Task instructions: Out of the lines below, please list those that hold the string "PupsForPrentice".

* begin Material for the task *

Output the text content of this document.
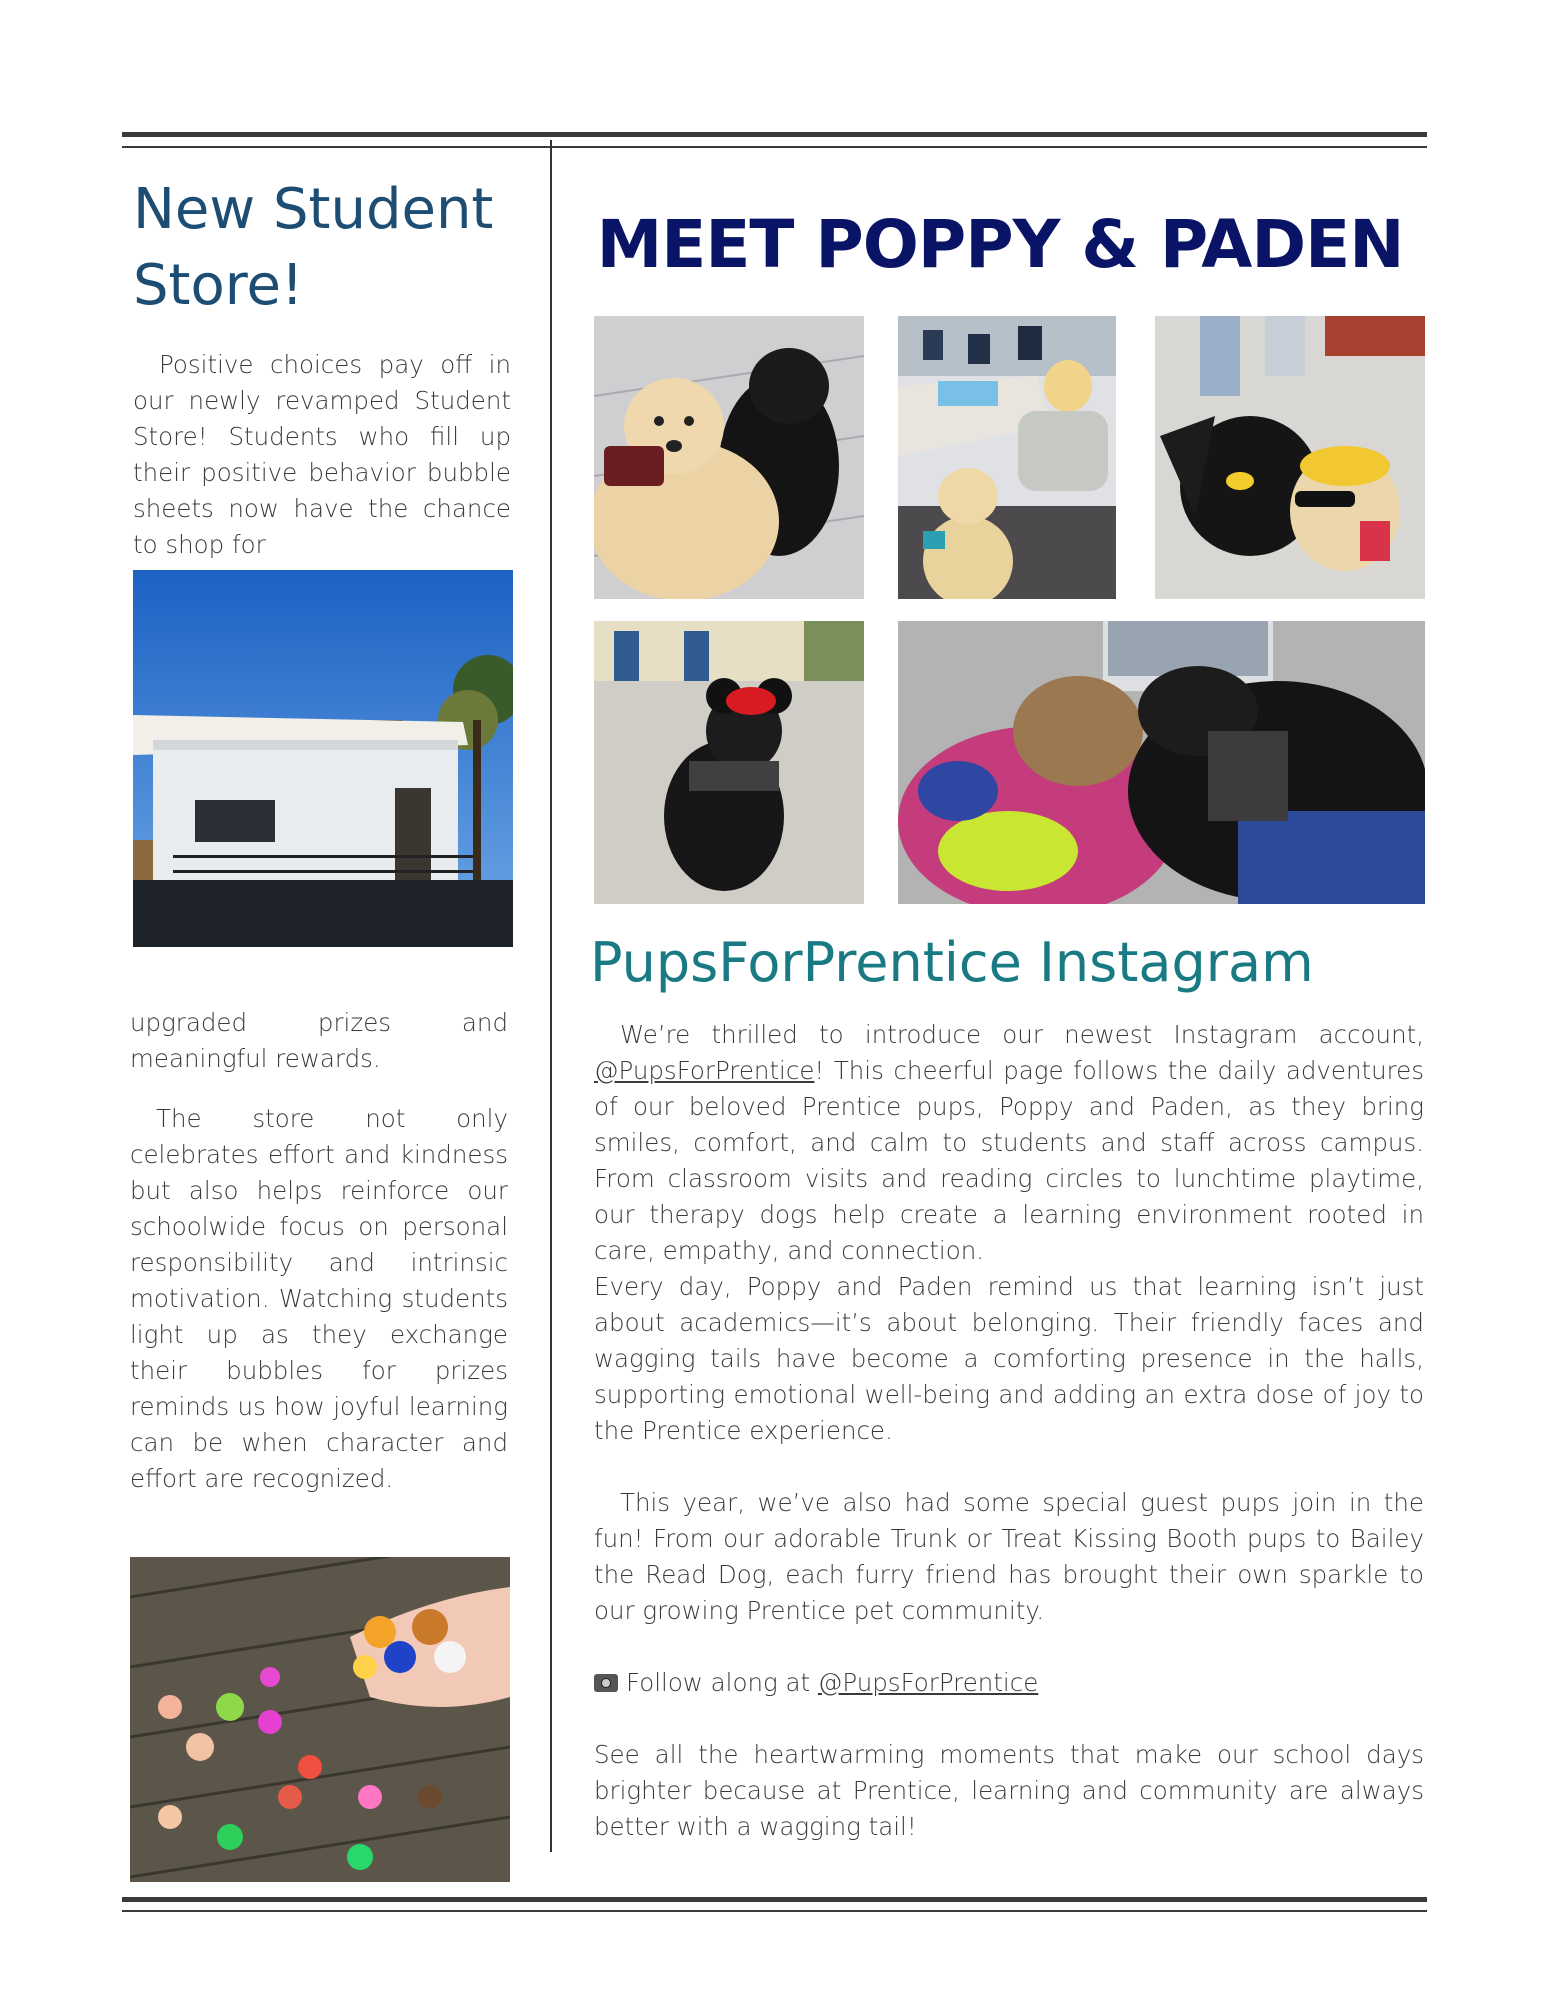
New Student Store!

Positive choices pay off in our newly revamped Student Store! Students who fill up their positive behavior bubble sheets now have the chance to shop for

upgraded prizes and meaningful rewards.

The store not only celebrates effort and kindness but also helps reinforce our schoolwide focus on personal responsibility and intrinsic motivation. Watching students light up as they exchange their bubbles for prizes reminds us how joyful learning can be when character and effort are recognized.

MEET POPPY & PADEN
PupsForPrentice Instagram

We’re thrilled to introduce our newest Instagram account, @PupsForPrentice! This cheerful page follows the daily adventures of our beloved Prentice pups, Poppy and Paden, as they bring smiles, comfort, and calm to students and staff across campus. From classroom visits and reading circles to lunchtime playtime, our therapy dogs help create a learning environment rooted in care, empathy, and connection.

Every day, Poppy and Paden remind us that learning isn’t just about academics—it’s about belonging. Their friendly faces and wagging tails have become a comforting presence in the halls, supporting emotional well-being and adding an extra dose of joy to the Prentice experience.

This year, we’ve also had some special guest pups join in the fun! From our adorable Trunk or Treat Kissing Booth pups to Bailey the Read Dog, each furry friend has brought their own sparkle to our growing Prentice pet community.

Follow along at @PupsForPrentice

See all the heartwarming moments that make our school days brighter because at Prentice, learning and community are always better with a wagging tail!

* end Material for the task *

Answer:
PupsForPrentice Instagram
We’re thrilled to introduce our newest Instagram account, @PupsForPrentice! This cheerful page follows the daily adventures of our beloved Prentice pups, Poppy and Paden, as they bring smiles, comfort, and calm to students and staff across campus. From classroom visits and reading circles to lunchtime playtime, our therapy dogs help create a learning environment rooted in care, empathy, and connection.
Follow along at @PupsForPrentice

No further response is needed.